American historian (1811–1883)

George Washington Greene (April 8, 1811 – February 2, 1883) was an American historian. He was also the grandson of Major-General Nathanael Greene, a hero of the American Revolutionary War.

==Biography==
Greene was born in East Greenwich, Rhode Island, to Nathanael Ray Greene and Anna Maria Greene (née Clarke). He was named by his grandmother Catherine (Littlefield) Greene, after the General George Washington. In 1824, as a young teenager, Greene entered Bowdoin College, in Brunswick, Maine. But, during his junior year, he withdrew on account of poor health.

Greene traveled to Europe in the hopes of improving his health. In 1828, while in Italy, he befriended Henry Wadsworth Longfellow and served as the aspiring poet's traveling companion; their friendship lasted 54 years. Greene was in Europe during the majority of the next twenty years, except in 1833–1834, when he was principal of Kent Academy at East Greenwich. He served as the United States consul in Rome from 1837 to 1845.

He married Maria Carlotta Sforzosi, an Italian teenager, in 1828. She traveled with him to Rhode Island and met his friend Henry Wadsworth Longfellow there. The marriage lasted about 20 years before they got a divorce in Italy. "Greene had been having domestic troubles, the facts of which are obscure. After losing his consulship in Rome, he returned to the United States in 1847 without his wife. In a letter of July 30, 1849, to Nicholas Brown, his successor as consul, Greene seems to imply that efforts were being made in Italy to annul his marriage; and in a postscript he refers to a rumor that Maria Carlotta died of a ‘putrid fever’ in Florence in May 1849 (MS, Brown University). Whatever the circumstances, Greene obtained a divorce in 1850. That Longfellow was deeply disturbed by the failure of this marriage is made clear by Greene in a letter to Sumner dated July 34, 1849: ‘I had some faint hope that he [Longfellow] might have written me – but I fear that the blow that has left me alone in the world – has broken the last tie between us.’ (MS Harvard College Library)."

Greene found love again five years later. Longfellow heard from his and Charles Sumner’s mutual friend "that Greene is engaged to Miss Porter of Providence, a girl of eighteen, with no dower but her beaux yeux." Catherine Van Buren Porter was 20 years younger than Greene. They married on February 8, 1852.

He was instructor in modern languages at Brown University from 1848 to 1852. In 1853, he edited Joseph Addison's works, with copious notes (6 vols., New York). He took up residence in East Greenwich once again in 1865; not long afterward he was chosen to represent the town in the Rhode Island General Assembly. He made speeches in 1867 and 1869 on the ratification of the 14th and 15th amendments to the Constitution of the United States.

In 1871-1875 he was a non-resident lecturer in American history in the Department of History at Cornell University in Ithaca, New York. When he returned to East Greenwich, his good friend Longfellow purchased a home for him, which is still standing at 144 Division Street. Shortly after, a windmill was attached to the house.
Greene died at East Greenwich, Rhode Island, on February 2, 1883. His grave lies next to his father's, in Newport, Rhode Island.

==Selected list of works==

- French and Italian textbooks
- Historical Studies (1850)
- Biographical Studies (1860)
- Historical View of the American Revolution (1865)
- Life of Nathanael Greene (3 vols, 1867–1871)
- The German Element in the War of American Independence (1876)
- Short History of Rhode Island (1877).
◇ ◇ ◇ ◇ ◇ ◇ ◇
Using the information
a - According to the biography of George Washington Greene, where did he serve as United States consul, and during which years?
b - From the biography of George Washington Greene, reproduce the passage between "George Washington Greene" and "of poor health.", inclusive.

Listed records
◇ ◇ ◇ ◇ ◇ ◇ ◇
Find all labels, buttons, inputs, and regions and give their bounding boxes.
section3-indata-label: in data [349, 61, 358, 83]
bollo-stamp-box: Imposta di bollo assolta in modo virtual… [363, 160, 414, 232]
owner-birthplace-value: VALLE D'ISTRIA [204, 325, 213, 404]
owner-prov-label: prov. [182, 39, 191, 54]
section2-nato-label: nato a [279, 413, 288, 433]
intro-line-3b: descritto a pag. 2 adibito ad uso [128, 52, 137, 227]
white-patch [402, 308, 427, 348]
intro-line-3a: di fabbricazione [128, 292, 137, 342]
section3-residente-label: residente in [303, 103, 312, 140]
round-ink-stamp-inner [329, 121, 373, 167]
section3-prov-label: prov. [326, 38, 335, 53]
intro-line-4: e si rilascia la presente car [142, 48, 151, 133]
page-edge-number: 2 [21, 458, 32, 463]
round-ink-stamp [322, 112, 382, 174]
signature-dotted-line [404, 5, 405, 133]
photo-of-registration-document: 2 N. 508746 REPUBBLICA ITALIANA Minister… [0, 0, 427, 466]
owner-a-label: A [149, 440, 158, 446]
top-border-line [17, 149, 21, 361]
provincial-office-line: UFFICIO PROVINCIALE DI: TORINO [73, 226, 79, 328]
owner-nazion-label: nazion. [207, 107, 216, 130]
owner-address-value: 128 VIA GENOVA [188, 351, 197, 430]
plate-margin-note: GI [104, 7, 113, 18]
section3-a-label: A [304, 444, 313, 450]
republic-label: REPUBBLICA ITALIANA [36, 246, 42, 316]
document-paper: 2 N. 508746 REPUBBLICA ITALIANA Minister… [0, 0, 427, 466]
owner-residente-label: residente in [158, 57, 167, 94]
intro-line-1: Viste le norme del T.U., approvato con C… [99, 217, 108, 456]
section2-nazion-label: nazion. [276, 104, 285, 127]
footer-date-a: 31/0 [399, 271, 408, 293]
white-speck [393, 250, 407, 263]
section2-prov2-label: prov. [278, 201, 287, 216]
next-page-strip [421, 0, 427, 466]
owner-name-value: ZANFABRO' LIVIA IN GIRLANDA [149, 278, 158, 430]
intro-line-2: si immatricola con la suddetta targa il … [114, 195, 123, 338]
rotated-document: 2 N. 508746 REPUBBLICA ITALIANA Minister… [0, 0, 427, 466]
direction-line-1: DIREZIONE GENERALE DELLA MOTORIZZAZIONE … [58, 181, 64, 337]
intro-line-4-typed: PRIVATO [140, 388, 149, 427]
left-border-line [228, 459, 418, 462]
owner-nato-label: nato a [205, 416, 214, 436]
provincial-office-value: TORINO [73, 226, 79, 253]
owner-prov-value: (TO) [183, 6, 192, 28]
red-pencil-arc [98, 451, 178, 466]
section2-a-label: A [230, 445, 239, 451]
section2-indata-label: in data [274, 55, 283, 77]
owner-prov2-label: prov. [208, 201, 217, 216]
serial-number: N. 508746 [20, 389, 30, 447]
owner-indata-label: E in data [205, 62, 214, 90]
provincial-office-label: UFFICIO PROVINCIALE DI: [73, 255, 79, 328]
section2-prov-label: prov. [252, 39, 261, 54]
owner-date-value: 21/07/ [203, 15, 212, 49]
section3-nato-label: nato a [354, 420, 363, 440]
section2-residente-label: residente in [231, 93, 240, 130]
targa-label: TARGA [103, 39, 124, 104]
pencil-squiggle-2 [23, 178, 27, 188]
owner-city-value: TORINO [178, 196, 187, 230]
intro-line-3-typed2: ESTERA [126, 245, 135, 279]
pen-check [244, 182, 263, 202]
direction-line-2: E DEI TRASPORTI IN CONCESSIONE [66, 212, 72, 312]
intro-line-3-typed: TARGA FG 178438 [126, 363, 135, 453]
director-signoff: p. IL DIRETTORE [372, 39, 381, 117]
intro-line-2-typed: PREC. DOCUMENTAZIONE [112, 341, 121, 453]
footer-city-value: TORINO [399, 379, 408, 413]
◇ ◇ ◇ ◇ ◇ ◇ ◇
Responses to the exercise
a - Rome, from 1837 to 1845.

b -
George Washington Greene (April 8, 1811 – February 2, 1883) was an American historian. He was also the grandson of Major-General Nathanael Greene, a hero of the American Revolutionary War.

==Biography==
Greene was born in East Greenwich, Rhode Island, to Nathanael Ray Greene and Anna Maria Greene (née Clarke). He was named by his grandmother Catherine (Littlefield) Greene, after the General George Washington. In 1824, as a young teenager, Greene entered Bowdoin College, in Brunswick, Maine. But, during his junior year, he withdrew on account of poor health.